*** Begin section ***

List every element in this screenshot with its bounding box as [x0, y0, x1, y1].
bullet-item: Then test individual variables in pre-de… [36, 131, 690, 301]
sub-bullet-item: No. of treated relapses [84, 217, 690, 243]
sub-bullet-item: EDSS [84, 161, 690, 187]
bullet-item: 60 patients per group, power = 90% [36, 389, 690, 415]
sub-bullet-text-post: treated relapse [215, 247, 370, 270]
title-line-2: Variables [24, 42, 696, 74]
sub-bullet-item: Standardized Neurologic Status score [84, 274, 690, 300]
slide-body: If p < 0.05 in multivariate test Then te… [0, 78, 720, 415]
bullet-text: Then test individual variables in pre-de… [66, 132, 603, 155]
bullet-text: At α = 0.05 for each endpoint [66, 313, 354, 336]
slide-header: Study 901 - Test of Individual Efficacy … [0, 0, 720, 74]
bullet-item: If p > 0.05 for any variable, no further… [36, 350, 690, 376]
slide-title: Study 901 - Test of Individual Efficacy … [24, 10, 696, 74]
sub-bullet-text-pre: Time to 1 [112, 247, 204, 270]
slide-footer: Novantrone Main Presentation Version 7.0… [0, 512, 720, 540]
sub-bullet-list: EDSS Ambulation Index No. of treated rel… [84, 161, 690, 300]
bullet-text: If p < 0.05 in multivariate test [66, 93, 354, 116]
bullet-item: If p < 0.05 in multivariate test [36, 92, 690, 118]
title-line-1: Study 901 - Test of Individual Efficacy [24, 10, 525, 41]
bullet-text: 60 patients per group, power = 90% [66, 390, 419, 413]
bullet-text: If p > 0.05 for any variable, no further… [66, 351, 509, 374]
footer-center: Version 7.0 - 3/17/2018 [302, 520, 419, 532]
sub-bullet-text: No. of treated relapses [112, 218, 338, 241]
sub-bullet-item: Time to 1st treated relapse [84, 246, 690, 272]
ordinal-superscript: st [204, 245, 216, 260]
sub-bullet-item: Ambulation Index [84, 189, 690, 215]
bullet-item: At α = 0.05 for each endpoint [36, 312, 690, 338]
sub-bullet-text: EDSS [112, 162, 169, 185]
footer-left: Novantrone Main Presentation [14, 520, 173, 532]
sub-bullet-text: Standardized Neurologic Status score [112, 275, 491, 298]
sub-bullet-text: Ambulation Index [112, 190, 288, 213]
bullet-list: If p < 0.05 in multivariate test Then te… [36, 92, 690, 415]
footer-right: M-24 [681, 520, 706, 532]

*** End section ***

For the records above, count the lines that contain the word "Time" and give only that number.

2